Problem requirements: Copy the listing below in full and skip every picture.

--- Material provided ---

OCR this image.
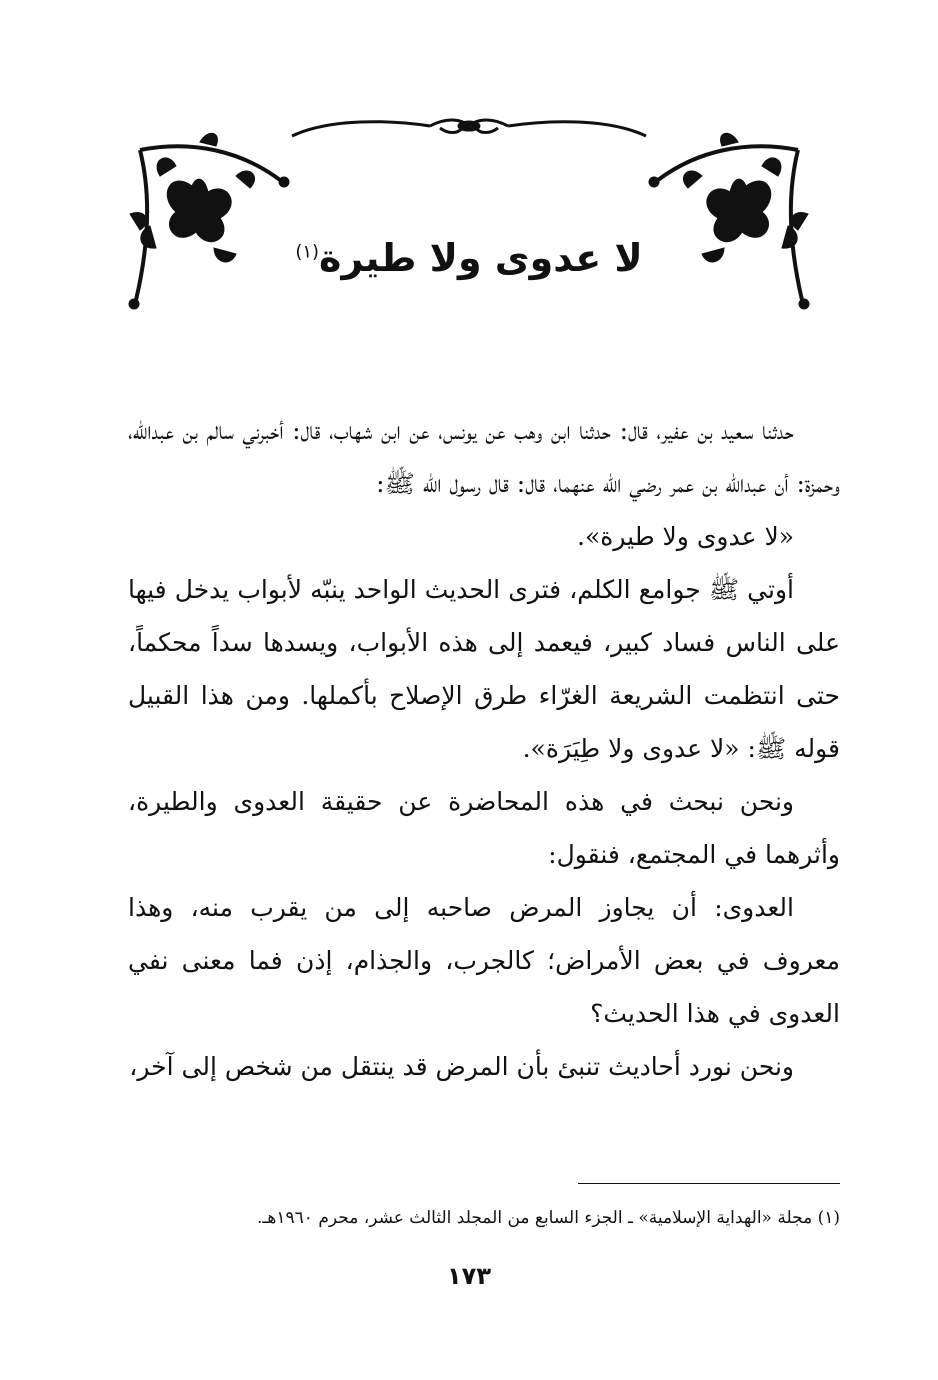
لا عدوى ولا طيرة$^{(١)}$

حدثنا سعيد بن عفير، قال: حدثنا ابن وهب عن يونس، عن ابن شهاب، قال: أخبرني سالم بن عبدالله، وحمزة: أن عبدالله بن عمر رضي الله عنهما، قال: قال رسول الله ﷺ:

«لا عدوى ولا طيرة».

أوتي ﷺ جوامع الكلم، فترى الحديث الواحد ينبّه لأبواب يدخل فيها على الناس فساد كبير، فيعمد إلى هذه الأبواب، ويسدها سداً محكماً، حتى انتظمت الشريعة الغرّاء طرق الإصلاح بأكملها. ومن هذا القبيل قوله ﷺ: «لا عدوى ولا طِيَرَة».

ونحن نبحث في هذه المحاضرة عن حقيقة العدوى والطيرة، وأثرهما في المجتمع، فنقول:

العدوى: أن يجاوز المرض صاحبه إلى من يقرب منه، وهذا معروف في بعض الأمراض؛ كالجرب، والجذام، إذن فما معنى نفي العدوى في هذا الحديث؟

ونحن نورد أحاديث تنبئ بأن المرض قد ينتقل من شخص إلى آخر،

(١) مجلة «الهداية الإسلامية» ـ الجزء السابع من المجلد الثالث عشر، محرم ١٩٦٠هـ.
١٧٣
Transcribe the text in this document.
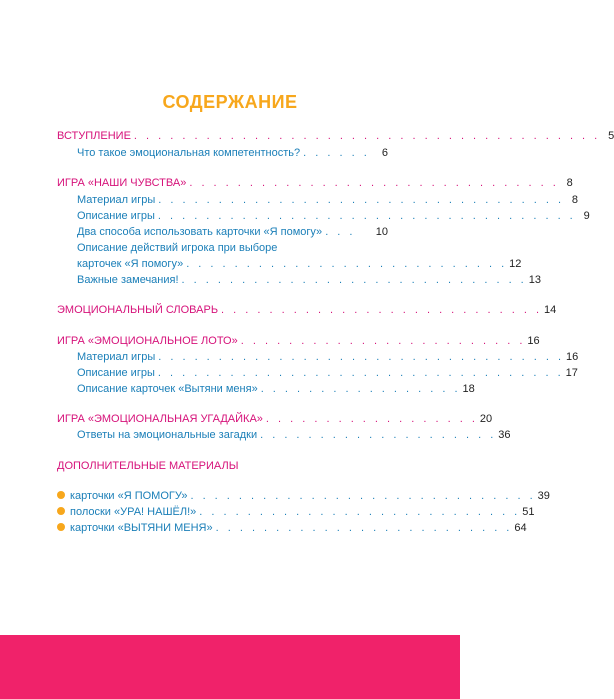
СОДЕРЖАНИЕ
ВСТУПЛЕНИЕ . . . . . . . . . . . . . . . . . . . . . . . . . . . . . . . . . . . . . . . 5
Что такое эмоциональная компетентность? . . . . . .	6
ИГРА «НАШИ ЧУВСТВА» . . . . . . . . . . . . . . . . . . . . . . . . . . . . . . . 8
Материал игры . . . . . . . . . . . . . . . . . . . . . . . . . . . . . . . . . . 8
Описание игры . . . . . . . . . . . . . . . . . . . . . . . . . . . . . . . . . . . 9
Два способа использовать карточки «Я помогу» . . .	10
Описание действий игрока при выборе
карточек «Я помогу» . . . . . . . . . . . . . . . . . . . . . . . . . . . 12
Важные замечания! . . . . . . . . . . . . . . . . . . . . . . . . . . . . . 13
ЭМОЦИОНАЛЬНЫЙ СЛОВАРЬ . . . . . . . . . . . . . . . . . . . . . . . . . . . 14
ИГРА «ЭМОЦИОНАЛЬНОЕ ЛОТО» . . . . . . . . . . . . . . . . . . . . . . . . 16
Материал игры . . . . . . . . . . . . . . . . . . . . . . . . . . . . . . . . . . 16
Описание игры . . . . . . . . . . . . . . . . . . . . . . . . . . . . . . . . . . 17
Описание карточек «Вытяни меня» . . . . . . . . . . . . . . . . . 18
ИГРА «ЭМОЦИОНАЛЬНАЯ УГАДАЙКА» . . . . . . . . . . . . . . . . . . 20
Ответы на эмоциональные загадки . . . . . . . . . . . . . . . . . . . . 36
ДОПОЛНИТЕЛЬНЫЕ МАТЕРИАЛЫ
карточки «Я ПОМОГУ» . . . . . . . . . . . . . . . . . . . . . . . . . . . . . 39
полоски «УРА! НАШЁЛ!» . . . . . . . . . . . . . . . . . . . . . . . . . . . 51
карточки «ВЫТЯНИ МЕНЯ» . . . . . . . . . . . . . . . . . . . . . . . . . 64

---

Right answer:
OCR this image.
لا عدوى ولا طيرة$^{(١)}$

حدثنا سعيد بن عفير، قال: حدثنا ابن وهب عن يونس، عن ابن شهاب، قال: أخبرني سالم بن عبدالله، وحمزة: أن عبدالله بن عمر رضي الله عنهما، قال: قال رسول الله ﷺ:

«لا عدوى ولا طيرة».

أوتي ﷺ جوامع الكلم، فترى الحديث الواحد ينبّه لأبواب يدخل فيها على الناس فساد كبير، فيعمد إلى هذه الأبواب، ويسدها سداً محكماً، حتى انتظمت الشريعة الغرّاء طرق الإصلاح بأكملها. ومن هذا القبيل قوله ﷺ: «لا عدوى ولا طِيَرَة».

ونحن نبحث في هذه المحاضرة عن حقيقة العدوى والطيرة، وأثرهما في المجتمع، فنقول:

العدوى: أن يجاوز المرض صاحبه إلى من يقرب منه، وهذا معروف في بعض الأمراض؛ كالجرب، والجذام، إذن فما معنى نفي العدوى في هذا الحديث؟

ونحن نورد أحاديث تنبئ بأن المرض قد ينتقل من شخص إلى آخر،

(١) مجلة «الهداية الإسلامية» ـ الجزء السابع من المجلد الثالث عشر، محرم ١٩٦٠هـ.
١٧٣
Transcribe the text in this document.
СОДЕРЖАНИЕ
ВСТУПЛЕНИЕ . . . . . . . . . . . . . . . . . . . . . . . . . . . . . . . . . . . . . . . 5
Что такое эмоциональная компетентность? . . . . . .	6
ИГРА «НАШИ ЧУВСТВА» . . . . . . . . . . . . . . . . . . . . . . . . . . . . . . . 8
Материал игры . . . . . . . . . . . . . . . . . . . . . . . . . . . . . . . . . . 8
Описание игры . . . . . . . . . . . . . . . . . . . . . . . . . . . . . . . . . . . 9
Два способа использовать карточки «Я помогу» . . .	10
Описание действий игрока при выборе
карточек «Я помогу» . . . . . . . . . . . . . . . . . . . . . . . . . . . 12
Важные замечания! . . . . . . . . . . . . . . . . . . . . . . . . . . . . . 13
ЭМОЦИОНАЛЬНЫЙ СЛОВАРЬ . . . . . . . . . . . . . . . . . . . . . . . . . . . 14
ИГРА «ЭМОЦИОНАЛЬНОЕ ЛОТО» . . . . . . . . . . . . . . . . . . . . . . . . 16
Материал игры . . . . . . . . . . . . . . . . . . . . . . . . . . . . . . . . . . 16
Описание игры . . . . . . . . . . . . . . . . . . . . . . . . . . . . . . . . . . 17
Описание карточек «Вытяни меня» . . . . . . . . . . . . . . . . . 18
ИГРА «ЭМОЦИОНАЛЬНАЯ УГАДАЙКА» . . . . . . . . . . . . . . . . . . 20
Ответы на эмоциональные загадки . . . . . . . . . . . . . . . . . . . . 36
ДОПОЛНИТЕЛЬНЫЕ МАТЕРИАЛЫ
карточки «Я ПОМОГУ» . . . . . . . . . . . . . . . . . . . . . . . . . . . . . 39
полоски «УРА! НАШЁЛ!» . . . . . . . . . . . . . . . . . . . . . . . . . . . 51
карточки «ВЫТЯНИ МЕНЯ» . . . . . . . . . . . . . . . . . . . . . . . . . 64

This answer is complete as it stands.